■ Aim ■
Which lines below contain the string "section", matching case exactly? Identify each one and copy it in full.

■ Coordinate annotation records ■
________________________
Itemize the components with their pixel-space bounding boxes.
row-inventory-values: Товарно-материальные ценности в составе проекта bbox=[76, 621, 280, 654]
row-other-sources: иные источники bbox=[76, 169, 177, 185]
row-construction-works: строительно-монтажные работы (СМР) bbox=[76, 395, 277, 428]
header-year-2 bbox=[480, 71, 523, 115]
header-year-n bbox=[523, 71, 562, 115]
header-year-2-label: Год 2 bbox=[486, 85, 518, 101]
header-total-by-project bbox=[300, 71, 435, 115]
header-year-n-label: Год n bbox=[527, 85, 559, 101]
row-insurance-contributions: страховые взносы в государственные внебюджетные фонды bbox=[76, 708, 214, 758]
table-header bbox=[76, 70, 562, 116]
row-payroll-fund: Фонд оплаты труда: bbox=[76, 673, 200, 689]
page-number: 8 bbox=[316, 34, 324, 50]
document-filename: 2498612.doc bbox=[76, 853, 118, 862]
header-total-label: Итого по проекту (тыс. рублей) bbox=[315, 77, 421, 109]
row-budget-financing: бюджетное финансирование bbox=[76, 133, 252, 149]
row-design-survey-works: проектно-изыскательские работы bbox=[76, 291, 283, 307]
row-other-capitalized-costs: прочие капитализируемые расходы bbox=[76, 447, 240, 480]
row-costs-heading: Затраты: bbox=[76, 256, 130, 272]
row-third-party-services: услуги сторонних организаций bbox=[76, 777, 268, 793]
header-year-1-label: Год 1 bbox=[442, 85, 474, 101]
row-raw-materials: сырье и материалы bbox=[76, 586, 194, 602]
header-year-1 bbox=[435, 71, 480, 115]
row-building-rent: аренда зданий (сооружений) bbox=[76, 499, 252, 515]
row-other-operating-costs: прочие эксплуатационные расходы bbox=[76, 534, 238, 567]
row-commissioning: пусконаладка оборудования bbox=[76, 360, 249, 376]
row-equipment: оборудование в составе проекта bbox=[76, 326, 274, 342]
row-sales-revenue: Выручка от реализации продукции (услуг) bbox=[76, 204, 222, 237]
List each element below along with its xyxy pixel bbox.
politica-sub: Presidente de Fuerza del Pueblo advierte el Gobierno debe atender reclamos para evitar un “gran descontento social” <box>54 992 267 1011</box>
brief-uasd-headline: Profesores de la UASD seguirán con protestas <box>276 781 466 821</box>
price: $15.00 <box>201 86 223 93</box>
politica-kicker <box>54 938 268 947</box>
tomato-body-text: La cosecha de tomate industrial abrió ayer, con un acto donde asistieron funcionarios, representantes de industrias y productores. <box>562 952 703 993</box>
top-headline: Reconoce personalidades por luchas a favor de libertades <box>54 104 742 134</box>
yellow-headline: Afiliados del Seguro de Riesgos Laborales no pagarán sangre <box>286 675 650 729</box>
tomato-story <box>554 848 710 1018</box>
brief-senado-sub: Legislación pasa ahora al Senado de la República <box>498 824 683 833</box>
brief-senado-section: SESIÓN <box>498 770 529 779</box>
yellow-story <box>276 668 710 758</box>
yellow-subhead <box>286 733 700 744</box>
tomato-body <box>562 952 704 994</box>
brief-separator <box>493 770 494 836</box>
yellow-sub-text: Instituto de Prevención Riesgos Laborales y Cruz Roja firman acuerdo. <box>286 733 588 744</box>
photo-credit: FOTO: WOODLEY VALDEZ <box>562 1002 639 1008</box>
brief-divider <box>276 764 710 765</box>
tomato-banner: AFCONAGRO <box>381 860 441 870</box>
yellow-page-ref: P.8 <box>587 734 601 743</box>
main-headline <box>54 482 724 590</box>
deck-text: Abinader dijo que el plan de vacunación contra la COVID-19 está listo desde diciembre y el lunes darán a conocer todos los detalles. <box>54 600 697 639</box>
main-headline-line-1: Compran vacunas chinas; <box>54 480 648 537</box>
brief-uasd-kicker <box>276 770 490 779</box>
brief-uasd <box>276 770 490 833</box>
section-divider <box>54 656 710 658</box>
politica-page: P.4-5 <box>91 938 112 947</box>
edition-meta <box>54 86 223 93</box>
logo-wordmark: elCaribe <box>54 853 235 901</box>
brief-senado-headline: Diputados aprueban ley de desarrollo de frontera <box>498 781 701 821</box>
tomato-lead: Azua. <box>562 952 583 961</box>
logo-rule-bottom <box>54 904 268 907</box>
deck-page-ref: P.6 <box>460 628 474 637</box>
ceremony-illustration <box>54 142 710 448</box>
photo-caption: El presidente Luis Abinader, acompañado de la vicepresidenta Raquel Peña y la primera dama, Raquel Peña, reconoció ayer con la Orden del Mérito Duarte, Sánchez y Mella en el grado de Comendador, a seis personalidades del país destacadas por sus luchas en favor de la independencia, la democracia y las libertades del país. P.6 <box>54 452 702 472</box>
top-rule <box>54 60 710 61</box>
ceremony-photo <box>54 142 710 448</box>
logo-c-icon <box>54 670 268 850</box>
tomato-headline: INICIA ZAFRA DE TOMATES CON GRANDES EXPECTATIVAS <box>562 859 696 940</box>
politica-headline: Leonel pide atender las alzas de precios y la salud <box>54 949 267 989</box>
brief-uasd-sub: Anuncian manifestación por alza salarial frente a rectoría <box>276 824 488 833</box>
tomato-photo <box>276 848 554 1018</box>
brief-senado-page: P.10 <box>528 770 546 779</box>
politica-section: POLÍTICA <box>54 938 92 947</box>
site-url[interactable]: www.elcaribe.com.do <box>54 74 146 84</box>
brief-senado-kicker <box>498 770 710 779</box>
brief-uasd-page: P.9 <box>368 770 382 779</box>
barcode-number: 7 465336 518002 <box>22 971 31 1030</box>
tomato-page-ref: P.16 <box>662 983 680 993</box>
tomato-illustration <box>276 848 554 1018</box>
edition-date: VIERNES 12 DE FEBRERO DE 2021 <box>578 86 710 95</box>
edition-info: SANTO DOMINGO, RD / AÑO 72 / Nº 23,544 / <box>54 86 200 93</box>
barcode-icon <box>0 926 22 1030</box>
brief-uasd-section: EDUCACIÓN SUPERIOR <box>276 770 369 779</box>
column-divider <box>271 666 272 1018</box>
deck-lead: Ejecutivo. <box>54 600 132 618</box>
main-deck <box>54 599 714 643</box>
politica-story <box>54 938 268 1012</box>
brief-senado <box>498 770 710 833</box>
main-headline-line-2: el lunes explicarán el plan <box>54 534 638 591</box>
________________________
■ Task result ■
brief-senado-section: SESIÓN <box>498 770 529 779</box>
section-divider <box>54 656 710 658</box>
politica-section: POLÍTICA <box>54 938 92 947</box>
brief-uasd-section: EDUCACIÓN SUPERIOR <box>276 770 369 779</box>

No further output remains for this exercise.